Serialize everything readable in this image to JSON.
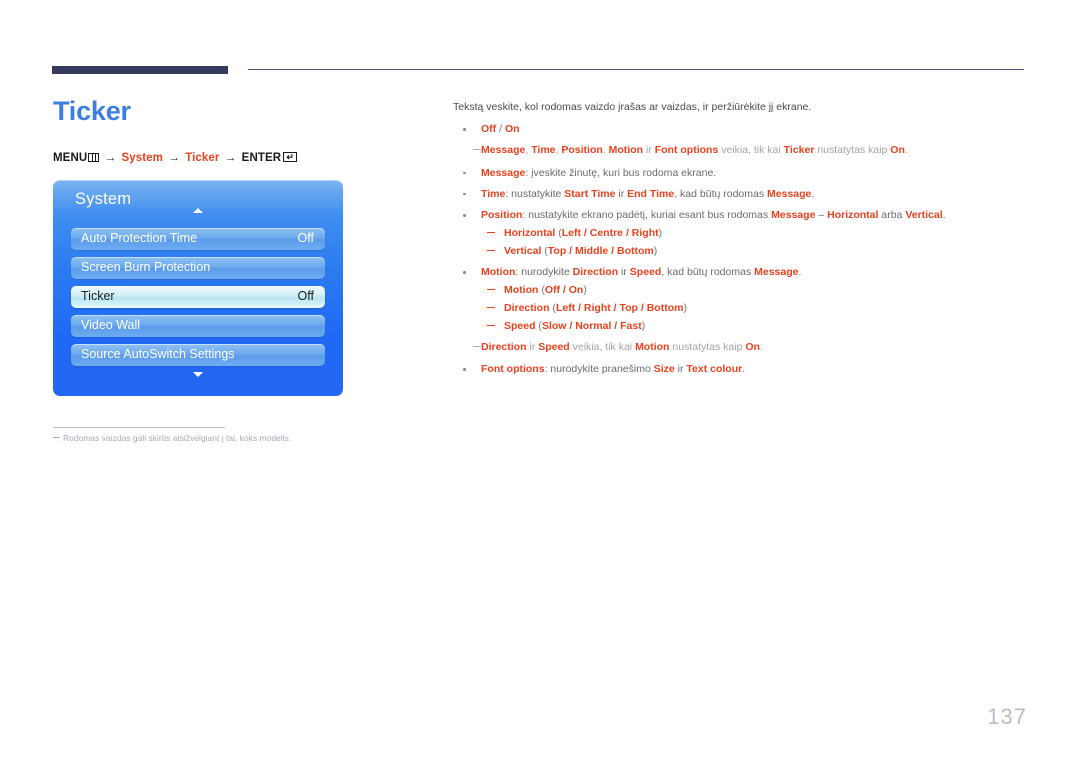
{
  "header": {
    "title": "Ticker",
    "breadcrumb": {
      "menu_label": "MENU",
      "menu_icon": "menu-bars-icon",
      "arrow": "→",
      "step1": "System",
      "step2": "Ticker",
      "enter_label": "ENTER",
      "enter_icon": "enter-key-icon",
      "enter_glyph": "↵"
    }
  },
  "osd": {
    "title": "System",
    "scroll_up_icon": "caret-up-icon",
    "scroll_down_icon": "caret-down-icon",
    "rows": [
      {
        "label": "Auto Protection Time",
        "value": "Off",
        "selected": false
      },
      {
        "label": "Screen Burn Protection",
        "value": "",
        "selected": false
      },
      {
        "label": "Ticker",
        "value": "Off",
        "selected": true
      },
      {
        "label": "Video Wall",
        "value": "",
        "selected": false
      },
      {
        "label": "Source AutoSwitch Settings",
        "value": "",
        "selected": false
      }
    ]
  },
  "footnote": {
    "text": "Rodomas vaizdas gali skirtis atsižvelgiant į tai, koks modelis."
  },
  "content": {
    "intro": "Tekstą veskite, kol rodomas vaizdo įrašas ar vaizdas, ir peržiūrėkite jį ekrane.",
    "b1": {
      "off": "Off",
      "slash": " / ",
      "on": "On"
    },
    "note1": {
      "t1": "Message",
      "c1": ", ",
      "t2": "Time",
      "c2": ", ",
      "t3": "Position",
      "c3": ", ",
      "t4": "Motion",
      "c4": " ir ",
      "t5": "Font options",
      "tail1": " veikia, tik kai ",
      "t6": "Ticker",
      "tail2": " nustatytas kaip ",
      "t7": "On",
      "tail3": "."
    },
    "b2": {
      "term": "Message",
      "rest": ": įveskite žinutę, kuri bus rodoma ekrane."
    },
    "b3": {
      "term": "Time",
      "p1": ": nustatykite ",
      "t1": "Start Time",
      "p2": " ir ",
      "t2": "End Time",
      "p3": ", kad būtų rodomas ",
      "t3": "Message",
      "p4": "."
    },
    "b4": {
      "term": "Position",
      "p1": ": nustatykite ekrano padėtį, kuriai esant bus rodomas ",
      "t1": "Message",
      "p2": " – ",
      "t2": "Horizontal",
      "p3": " arba ",
      "t3": "Vertical",
      "p4": "."
    },
    "b4_sub": [
      {
        "term": "Horizontal",
        "open": " (",
        "opts": "Left / Centre / Right",
        "close": ")"
      },
      {
        "term": "Vertical",
        "open": " (",
        "opts": "Top / Middle / Bottom",
        "close": ")"
      }
    ],
    "b5": {
      "term": "Motion",
      "p1": ": nurodykite ",
      "t1": "Direction",
      "p2": " ir ",
      "t2": "Speed",
      "p3": ", kad būtų rodomas ",
      "t3": "Message",
      "p4": "."
    },
    "b5_sub": [
      {
        "term": "Motion",
        "open": " (",
        "opts": "Off / On",
        "close": ")"
      },
      {
        "term": "Direction",
        "open": " (",
        "opts": "Left / Right / Top / Bottom",
        "close": ")"
      },
      {
        "term": "Speed",
        "open": " (",
        "opts": "Slow / Normal / Fast",
        "close": ")"
      }
    ],
    "note2": {
      "t1": "Direction",
      "c1": " ir ",
      "t2": "Speed",
      "tail1": " veikia, tik kai ",
      "t3": "Motion",
      "tail2": " nustatytas kaip ",
      "t4": "On",
      "tail3": "."
    },
    "b6": {
      "term": "Font options",
      "p1": ": nurodykite pranešimo ",
      "t1": "Size",
      "p2": " ir ",
      "t2": "Text colour",
      "p3": "."
    }
  },
  "page_number": "137"
}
──────────
_What you have to do_. Copy the records exactly as they appear, excluding images.

_Completed task_.
Serialize everything readable in this image to JSON.
{
  "header": {
    "title": "Ticker",
    "breadcrumb": {
      "menu_label": "MENU",
      "menu_icon": "menu-bars-icon",
      "arrow": "→",
      "step1": "System",
      "step2": "Ticker",
      "enter_label": "ENTER",
      "enter_icon": "enter-key-icon",
      "enter_glyph": "↵"
    }
  },
  "osd": {
    "title": "System",
    "scroll_up_icon": "caret-up-icon",
    "scroll_down_icon": "caret-down-icon",
    "rows": [
      {
        "label": "Auto Protection Time",
        "value": "Off",
        "selected": false
      },
      {
        "label": "Screen Burn Protection",
        "value": "",
        "selected": false
      },
      {
        "label": "Ticker",
        "value": "Off",
        "selected": true
      },
      {
        "label": "Video Wall",
        "value": "",
        "selected": false
      },
      {
        "label": "Source AutoSwitch Settings",
        "value": "",
        "selected": false
      }
    ]
  },
  "footnote": {
    "text": "Rodomas vaizdas gali skirtis atsižvelgiant į tai, koks modelis."
  },
  "content": {
    "intro": "Tekstą veskite, kol rodomas vaizdo įrašas ar vaizdas, ir peržiūrėkite jį ekrane.",
    "b1": {
      "off": "Off",
      "slash": " / ",
      "on": "On"
    },
    "note1": {
      "t1": "Message",
      "c1": ", ",
      "t2": "Time",
      "c2": ", ",
      "t3": "Position",
      "c3": ", ",
      "t4": "Motion",
      "c4": " ir ",
      "t5": "Font options",
      "tail1": " veikia, tik kai ",
      "t6": "Ticker",
      "tail2": " nustatytas kaip ",
      "t7": "On",
      "tail3": "."
    },
    "b2": {
      "term": "Message",
      "rest": ": įveskite žinutę, kuri bus rodoma ekrane."
    },
    "b3": {
      "term": "Time",
      "p1": ": nustatykite ",
      "t1": "Start Time",
      "p2": " ir ",
      "t2": "End Time",
      "p3": ", kad būtų rodomas ",
      "t3": "Message",
      "p4": "."
    },
    "b4": {
      "term": "Position",
      "p1": ": nustatykite ekrano padėtį, kuriai esant bus rodomas ",
      "t1": "Message",
      "p2": " – ",
      "t2": "Horizontal",
      "p3": " arba ",
      "t3": "Vertical",
      "p4": "."
    },
    "b4_sub": [
      {
        "term": "Horizontal",
        "open": " (",
        "opts": "Left / Centre / Right",
        "close": ")"
      },
      {
        "term": "Vertical",
        "open": " (",
        "opts": "Top / Middle / Bottom",
        "close": ")"
      }
    ],
    "b5": {
      "term": "Motion",
      "p1": ": nurodykite ",
      "t1": "Direction",
      "p2": " ir ",
      "t2": "Speed",
      "p3": ", kad būtų rodomas ",
      "t3": "Message",
      "p4": "."
    },
    "b5_sub": [
      {
        "term": "Motion",
        "open": " (",
        "opts": "Off / On",
        "close": ")"
      },
      {
        "term": "Direction",
        "open": " (",
        "opts": "Left / Right / Top / Bottom",
        "close": ")"
      },
      {
        "term": "Speed",
        "open": " (",
        "opts": "Slow / Normal / Fast",
        "close": ")"
      }
    ],
    "note2": {
      "t1": "Direction",
      "c1": " ir ",
      "t2": "Speed",
      "tail1": " veikia, tik kai ",
      "t3": "Motion",
      "tail2": " nustatytas kaip ",
      "t4": "On",
      "tail3": "."
    },
    "b6": {
      "term": "Font options",
      "p1": ": nurodykite pranešimo ",
      "t1": "Size",
      "p2": " ir ",
      "t2": "Text colour",
      "p3": "."
    }
  },
  "page_number": "137"
}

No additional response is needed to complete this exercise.